**Task:** Your task is to filter the data below down to the lines holding "Improve".
** Begin **
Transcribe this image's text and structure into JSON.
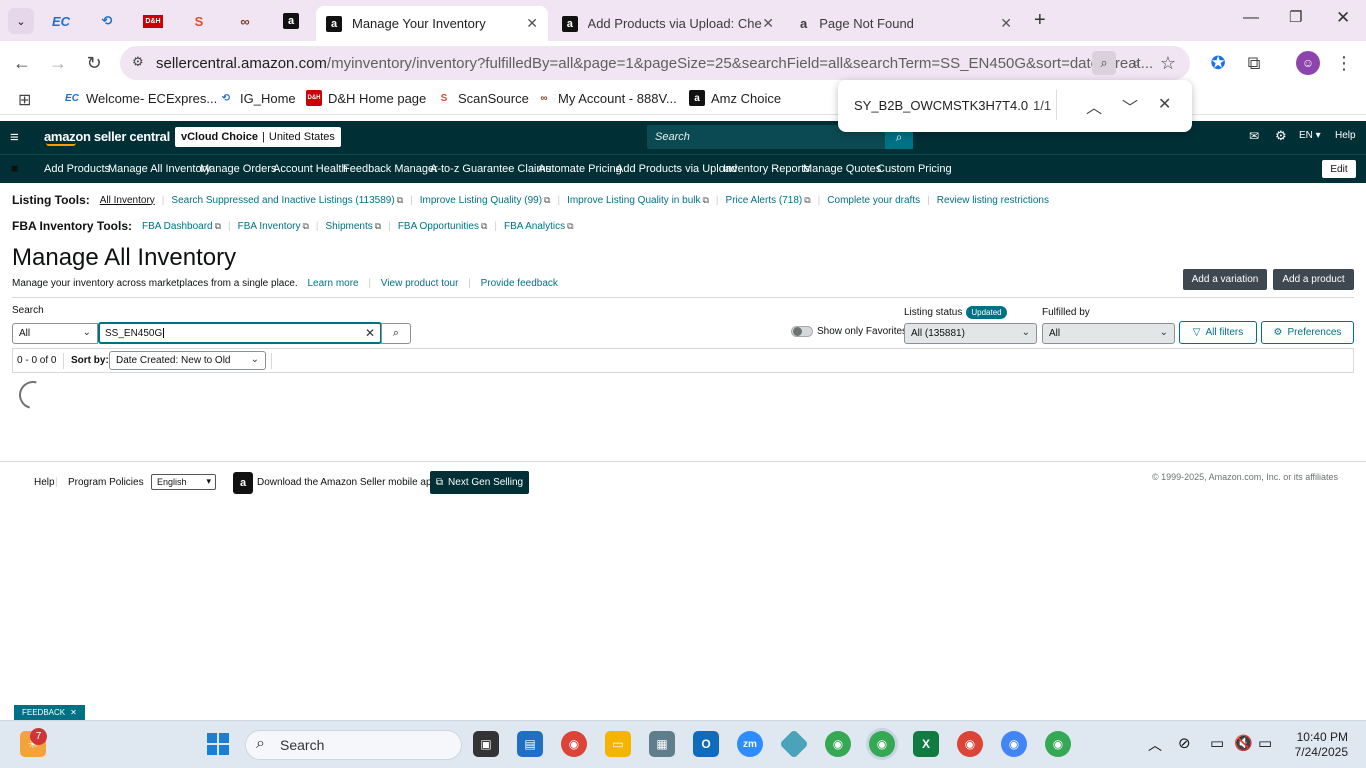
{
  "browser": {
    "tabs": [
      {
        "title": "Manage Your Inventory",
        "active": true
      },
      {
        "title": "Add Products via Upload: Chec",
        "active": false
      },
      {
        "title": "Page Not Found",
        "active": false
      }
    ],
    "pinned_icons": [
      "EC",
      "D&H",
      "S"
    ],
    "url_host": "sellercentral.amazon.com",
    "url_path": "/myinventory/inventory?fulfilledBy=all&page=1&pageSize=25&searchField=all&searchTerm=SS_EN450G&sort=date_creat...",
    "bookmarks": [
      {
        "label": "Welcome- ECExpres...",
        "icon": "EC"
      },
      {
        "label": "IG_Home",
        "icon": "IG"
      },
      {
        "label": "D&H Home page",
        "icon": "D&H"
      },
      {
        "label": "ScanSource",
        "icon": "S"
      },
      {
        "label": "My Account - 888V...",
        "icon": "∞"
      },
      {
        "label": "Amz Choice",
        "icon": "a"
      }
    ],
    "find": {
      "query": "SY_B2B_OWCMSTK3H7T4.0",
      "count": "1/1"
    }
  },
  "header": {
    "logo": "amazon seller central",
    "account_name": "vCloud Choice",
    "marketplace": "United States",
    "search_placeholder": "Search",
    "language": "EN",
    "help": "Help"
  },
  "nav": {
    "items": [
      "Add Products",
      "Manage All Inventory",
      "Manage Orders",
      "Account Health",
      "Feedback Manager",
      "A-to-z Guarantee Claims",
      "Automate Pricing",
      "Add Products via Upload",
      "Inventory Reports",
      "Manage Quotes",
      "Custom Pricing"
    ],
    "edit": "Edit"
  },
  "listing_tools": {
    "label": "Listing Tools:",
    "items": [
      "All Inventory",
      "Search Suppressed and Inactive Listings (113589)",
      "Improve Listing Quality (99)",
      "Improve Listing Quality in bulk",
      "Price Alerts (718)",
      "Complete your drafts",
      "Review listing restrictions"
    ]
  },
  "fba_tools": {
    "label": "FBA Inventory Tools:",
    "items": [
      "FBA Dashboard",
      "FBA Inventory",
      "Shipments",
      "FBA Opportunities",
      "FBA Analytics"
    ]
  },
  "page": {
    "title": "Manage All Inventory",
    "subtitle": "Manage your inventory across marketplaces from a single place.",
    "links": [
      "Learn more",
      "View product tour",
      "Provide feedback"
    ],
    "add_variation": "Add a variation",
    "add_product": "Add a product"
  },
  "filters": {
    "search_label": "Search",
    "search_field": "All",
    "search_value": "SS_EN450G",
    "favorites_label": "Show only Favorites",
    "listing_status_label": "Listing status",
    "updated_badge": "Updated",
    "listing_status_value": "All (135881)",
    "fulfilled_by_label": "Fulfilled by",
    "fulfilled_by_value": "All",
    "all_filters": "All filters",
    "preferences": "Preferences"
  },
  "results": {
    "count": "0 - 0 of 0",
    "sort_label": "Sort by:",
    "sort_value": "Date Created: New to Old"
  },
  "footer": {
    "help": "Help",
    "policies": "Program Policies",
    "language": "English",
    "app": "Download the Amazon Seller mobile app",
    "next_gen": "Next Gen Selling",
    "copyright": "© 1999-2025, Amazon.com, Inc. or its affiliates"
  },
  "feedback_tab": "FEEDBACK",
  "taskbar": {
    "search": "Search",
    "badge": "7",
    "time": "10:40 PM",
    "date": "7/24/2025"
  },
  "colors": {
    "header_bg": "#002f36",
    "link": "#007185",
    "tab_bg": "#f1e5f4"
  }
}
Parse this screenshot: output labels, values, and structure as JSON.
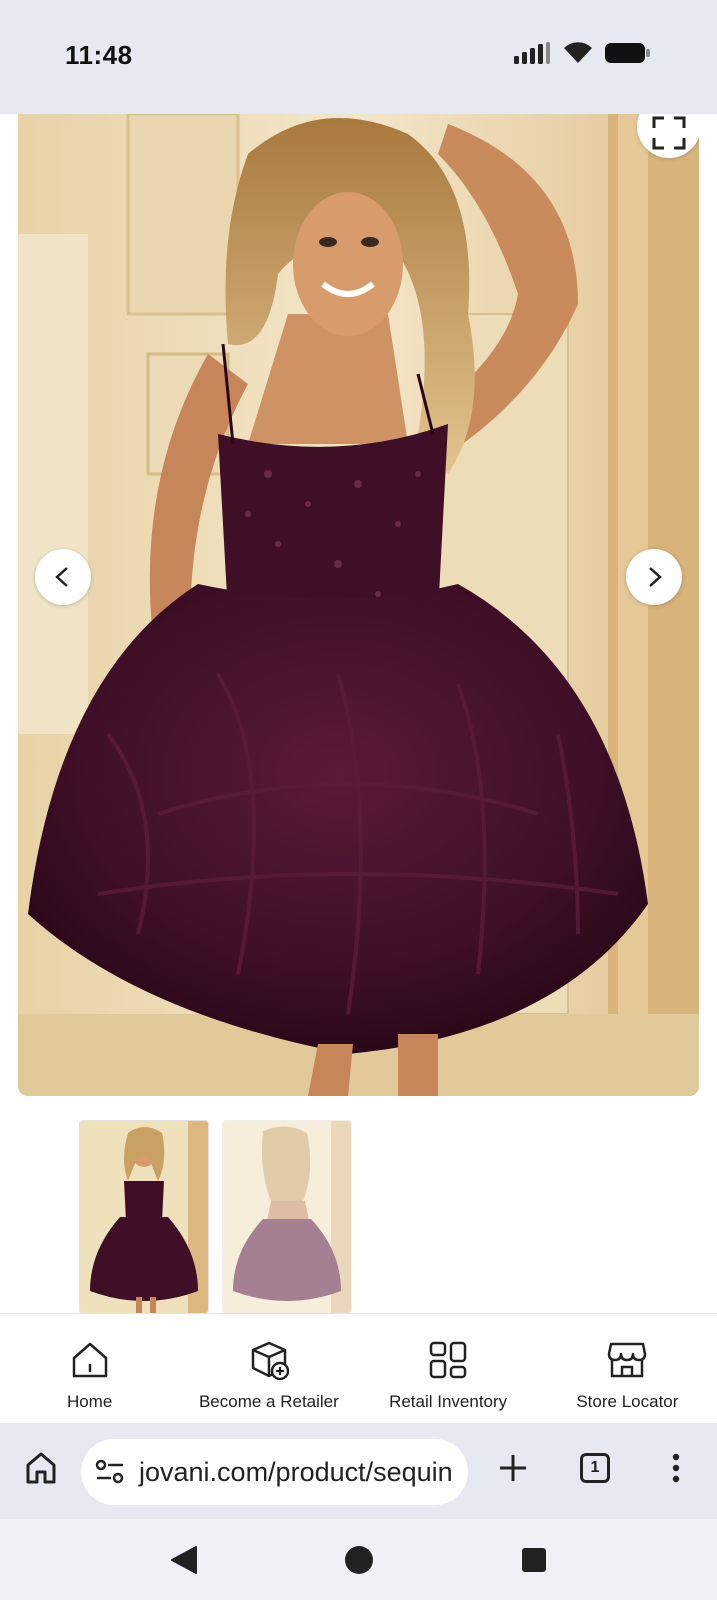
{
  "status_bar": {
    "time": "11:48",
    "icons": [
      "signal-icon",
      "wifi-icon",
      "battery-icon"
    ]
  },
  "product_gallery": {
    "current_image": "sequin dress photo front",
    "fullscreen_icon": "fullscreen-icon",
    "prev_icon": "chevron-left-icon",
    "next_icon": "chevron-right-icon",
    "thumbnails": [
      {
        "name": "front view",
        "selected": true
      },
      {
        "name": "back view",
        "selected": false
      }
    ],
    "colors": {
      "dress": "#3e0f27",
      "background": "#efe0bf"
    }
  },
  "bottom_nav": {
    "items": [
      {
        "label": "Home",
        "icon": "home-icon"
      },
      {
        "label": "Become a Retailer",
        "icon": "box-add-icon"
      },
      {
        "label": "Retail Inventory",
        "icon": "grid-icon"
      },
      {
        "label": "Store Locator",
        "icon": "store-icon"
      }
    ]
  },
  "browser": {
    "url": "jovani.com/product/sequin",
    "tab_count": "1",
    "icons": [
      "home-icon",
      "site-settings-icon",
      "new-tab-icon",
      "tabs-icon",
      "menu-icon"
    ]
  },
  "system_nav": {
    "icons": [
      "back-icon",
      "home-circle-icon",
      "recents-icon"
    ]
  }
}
** End **
** Begin **
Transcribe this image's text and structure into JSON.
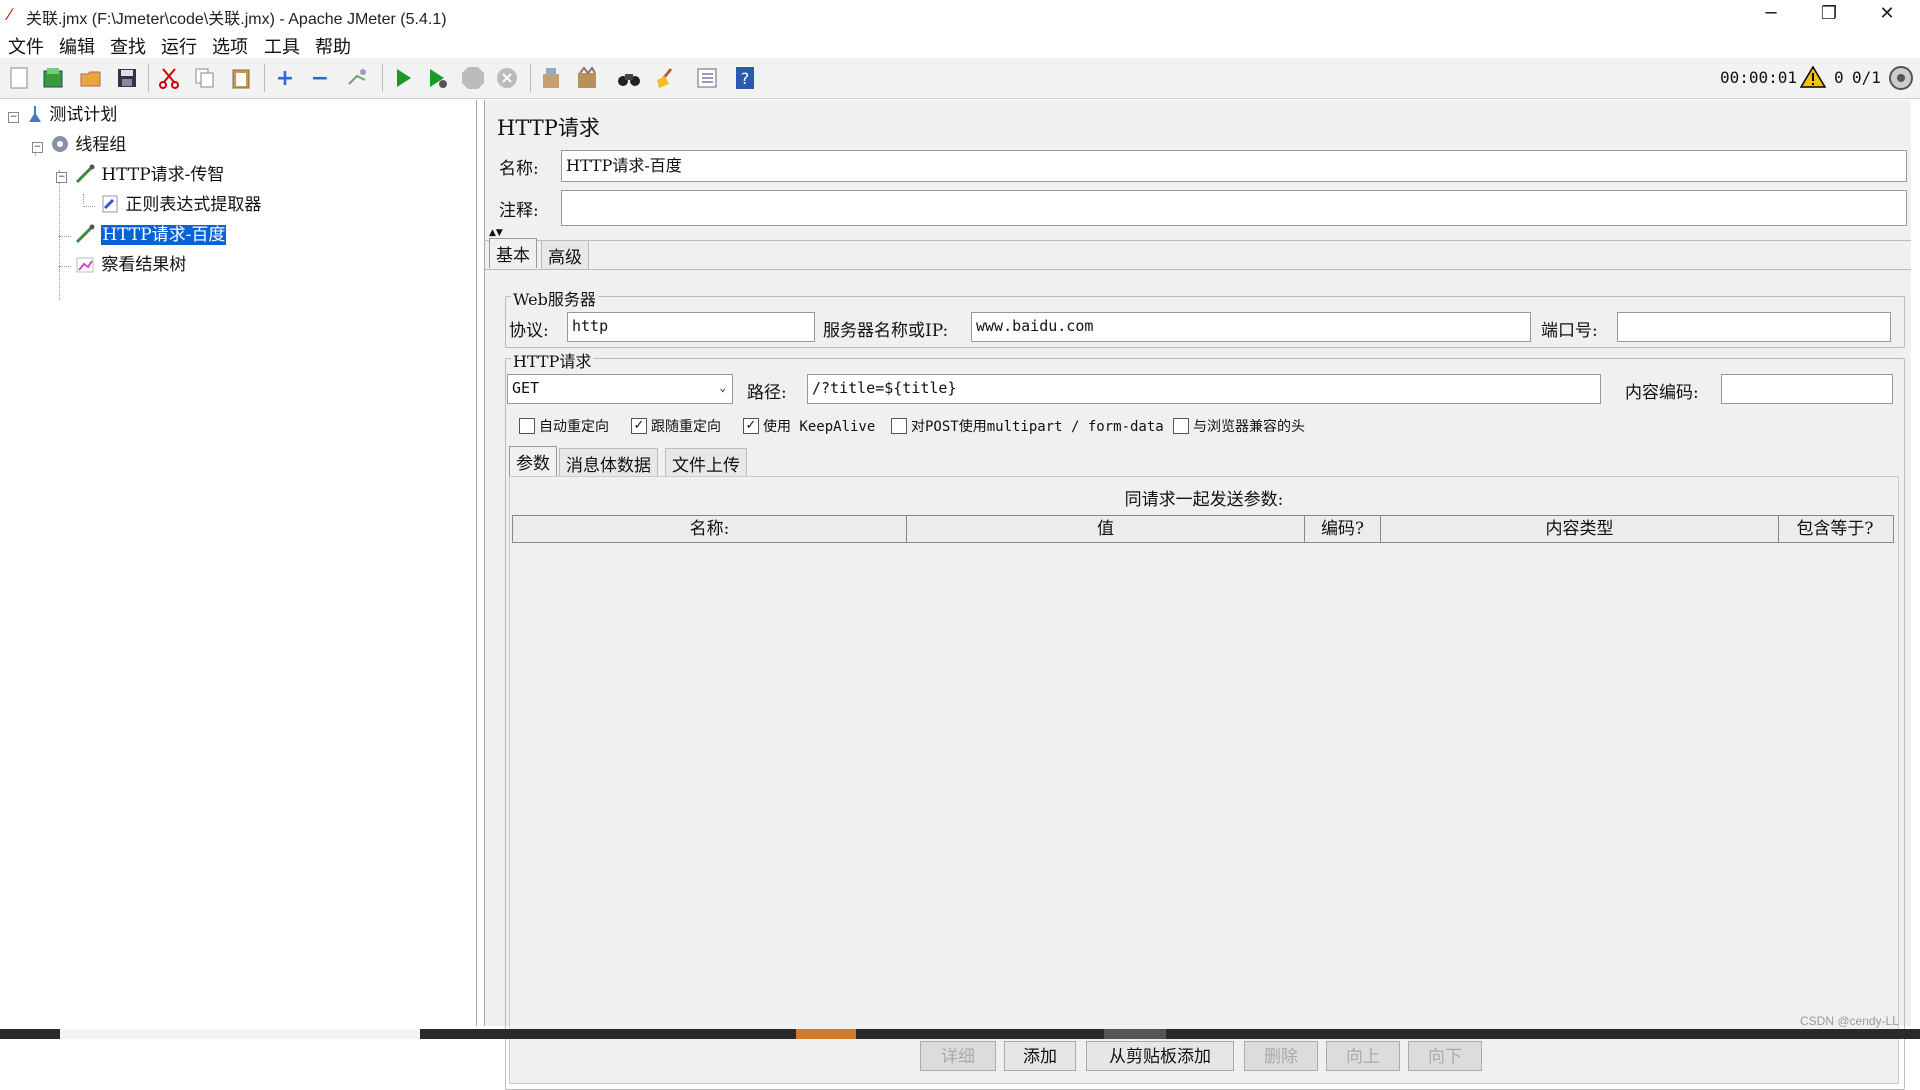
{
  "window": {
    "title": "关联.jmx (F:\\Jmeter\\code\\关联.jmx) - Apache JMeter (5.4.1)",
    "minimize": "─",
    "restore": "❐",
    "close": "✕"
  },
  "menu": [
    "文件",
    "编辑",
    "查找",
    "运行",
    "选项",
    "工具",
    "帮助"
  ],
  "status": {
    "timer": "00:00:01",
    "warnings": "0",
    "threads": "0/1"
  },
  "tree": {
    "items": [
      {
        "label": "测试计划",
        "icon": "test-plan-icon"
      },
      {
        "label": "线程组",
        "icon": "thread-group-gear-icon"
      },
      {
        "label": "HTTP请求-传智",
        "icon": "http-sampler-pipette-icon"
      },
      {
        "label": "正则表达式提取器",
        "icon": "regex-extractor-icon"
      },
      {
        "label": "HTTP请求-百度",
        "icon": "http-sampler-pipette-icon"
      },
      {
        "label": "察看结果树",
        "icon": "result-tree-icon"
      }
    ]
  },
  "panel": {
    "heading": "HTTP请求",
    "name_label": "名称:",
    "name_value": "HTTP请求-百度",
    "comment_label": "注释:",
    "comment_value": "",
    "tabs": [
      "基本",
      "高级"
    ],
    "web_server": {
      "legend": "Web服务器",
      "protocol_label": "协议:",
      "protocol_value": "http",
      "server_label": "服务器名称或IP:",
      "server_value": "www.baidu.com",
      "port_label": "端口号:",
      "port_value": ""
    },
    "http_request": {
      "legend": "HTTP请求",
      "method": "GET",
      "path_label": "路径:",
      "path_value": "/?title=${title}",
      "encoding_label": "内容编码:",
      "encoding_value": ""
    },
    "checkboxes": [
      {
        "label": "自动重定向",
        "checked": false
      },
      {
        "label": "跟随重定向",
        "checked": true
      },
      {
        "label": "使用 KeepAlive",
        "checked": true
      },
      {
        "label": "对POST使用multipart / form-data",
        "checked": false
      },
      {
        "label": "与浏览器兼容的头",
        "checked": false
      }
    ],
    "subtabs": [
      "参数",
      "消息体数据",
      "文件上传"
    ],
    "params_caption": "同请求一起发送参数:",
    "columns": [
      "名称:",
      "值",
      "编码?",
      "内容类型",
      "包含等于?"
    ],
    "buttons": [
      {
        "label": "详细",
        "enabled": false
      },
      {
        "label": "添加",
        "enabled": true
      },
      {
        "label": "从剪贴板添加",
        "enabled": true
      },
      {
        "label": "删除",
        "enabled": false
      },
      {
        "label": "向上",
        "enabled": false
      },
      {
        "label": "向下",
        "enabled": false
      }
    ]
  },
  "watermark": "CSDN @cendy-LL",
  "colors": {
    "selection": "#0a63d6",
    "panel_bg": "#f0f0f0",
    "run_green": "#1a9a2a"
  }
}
** End **
** Begin **
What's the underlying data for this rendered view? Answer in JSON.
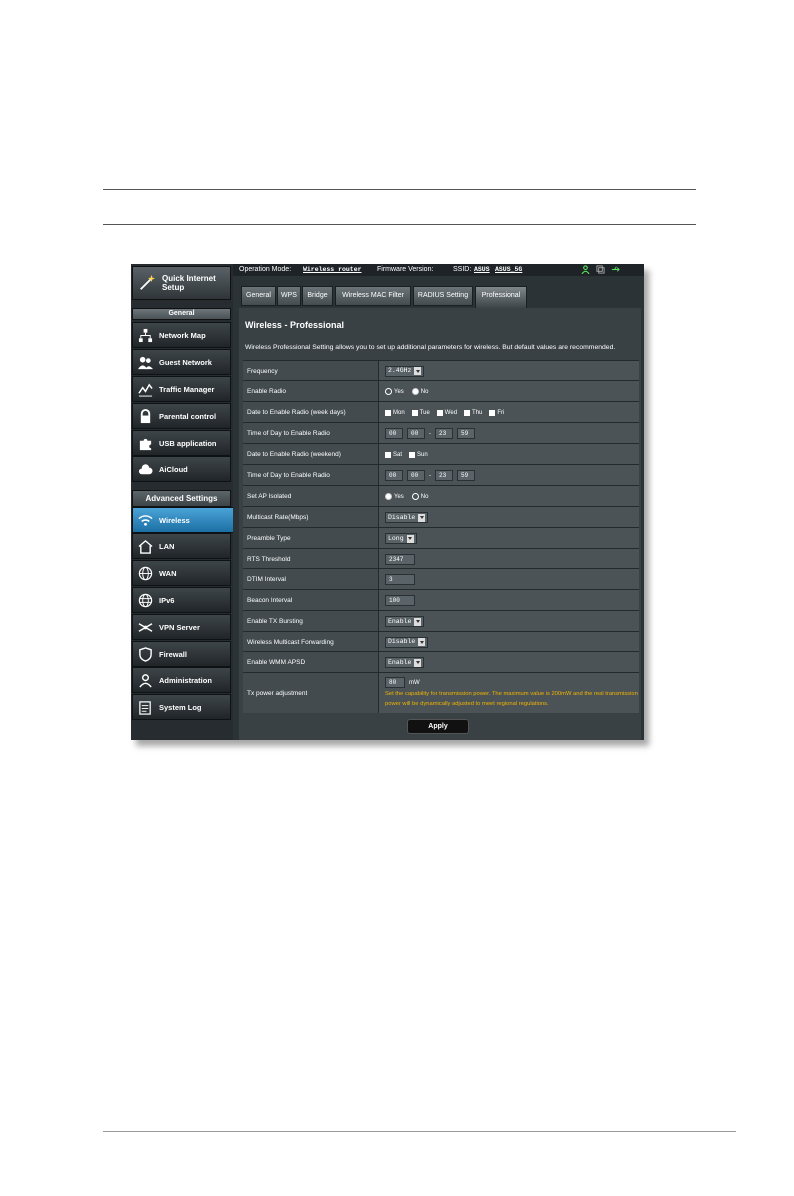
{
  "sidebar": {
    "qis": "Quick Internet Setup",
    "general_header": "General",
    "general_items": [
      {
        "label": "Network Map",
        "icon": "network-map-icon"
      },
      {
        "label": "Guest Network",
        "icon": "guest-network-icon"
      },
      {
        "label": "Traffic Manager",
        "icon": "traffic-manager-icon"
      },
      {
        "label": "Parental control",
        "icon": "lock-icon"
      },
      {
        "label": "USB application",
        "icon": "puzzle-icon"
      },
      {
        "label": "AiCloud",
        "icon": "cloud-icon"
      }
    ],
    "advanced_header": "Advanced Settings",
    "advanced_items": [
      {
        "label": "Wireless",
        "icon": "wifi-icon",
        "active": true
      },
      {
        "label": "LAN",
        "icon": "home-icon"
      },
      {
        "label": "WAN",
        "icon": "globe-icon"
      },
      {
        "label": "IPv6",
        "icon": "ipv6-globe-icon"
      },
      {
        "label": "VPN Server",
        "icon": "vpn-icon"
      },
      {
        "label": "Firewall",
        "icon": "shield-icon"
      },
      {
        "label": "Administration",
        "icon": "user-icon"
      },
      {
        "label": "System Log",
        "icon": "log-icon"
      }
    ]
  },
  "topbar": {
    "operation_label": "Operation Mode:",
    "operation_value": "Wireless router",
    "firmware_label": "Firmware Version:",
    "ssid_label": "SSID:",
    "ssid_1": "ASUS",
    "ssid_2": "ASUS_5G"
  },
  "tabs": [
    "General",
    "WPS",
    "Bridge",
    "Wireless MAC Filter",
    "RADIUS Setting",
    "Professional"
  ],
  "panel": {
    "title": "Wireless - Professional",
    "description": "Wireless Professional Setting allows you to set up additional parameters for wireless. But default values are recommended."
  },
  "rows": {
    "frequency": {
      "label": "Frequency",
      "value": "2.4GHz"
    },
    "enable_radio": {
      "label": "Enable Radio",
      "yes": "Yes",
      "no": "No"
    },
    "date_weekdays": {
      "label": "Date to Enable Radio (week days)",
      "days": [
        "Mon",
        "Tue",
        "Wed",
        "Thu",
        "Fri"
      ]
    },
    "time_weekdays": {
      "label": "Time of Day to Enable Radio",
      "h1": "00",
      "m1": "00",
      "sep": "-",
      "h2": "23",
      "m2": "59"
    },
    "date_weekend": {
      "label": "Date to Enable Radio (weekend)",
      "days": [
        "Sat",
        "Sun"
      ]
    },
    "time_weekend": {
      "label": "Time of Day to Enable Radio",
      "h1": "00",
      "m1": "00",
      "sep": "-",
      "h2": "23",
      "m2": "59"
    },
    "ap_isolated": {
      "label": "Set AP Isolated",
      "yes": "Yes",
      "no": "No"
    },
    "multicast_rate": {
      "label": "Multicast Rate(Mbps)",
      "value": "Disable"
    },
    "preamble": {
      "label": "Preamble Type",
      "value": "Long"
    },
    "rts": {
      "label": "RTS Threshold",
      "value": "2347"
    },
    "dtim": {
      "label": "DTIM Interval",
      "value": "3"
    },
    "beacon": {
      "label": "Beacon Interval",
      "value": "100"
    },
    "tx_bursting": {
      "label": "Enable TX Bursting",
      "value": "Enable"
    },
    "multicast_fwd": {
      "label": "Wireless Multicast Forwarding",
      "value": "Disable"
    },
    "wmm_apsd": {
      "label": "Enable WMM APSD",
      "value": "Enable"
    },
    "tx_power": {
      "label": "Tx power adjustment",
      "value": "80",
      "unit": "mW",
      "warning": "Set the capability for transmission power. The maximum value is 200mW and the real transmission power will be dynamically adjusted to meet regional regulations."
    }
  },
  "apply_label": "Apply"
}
** End **
**Finished answer:**
      "Improve Listing Quality (99)",
      "Improve Listing Quality in bulk",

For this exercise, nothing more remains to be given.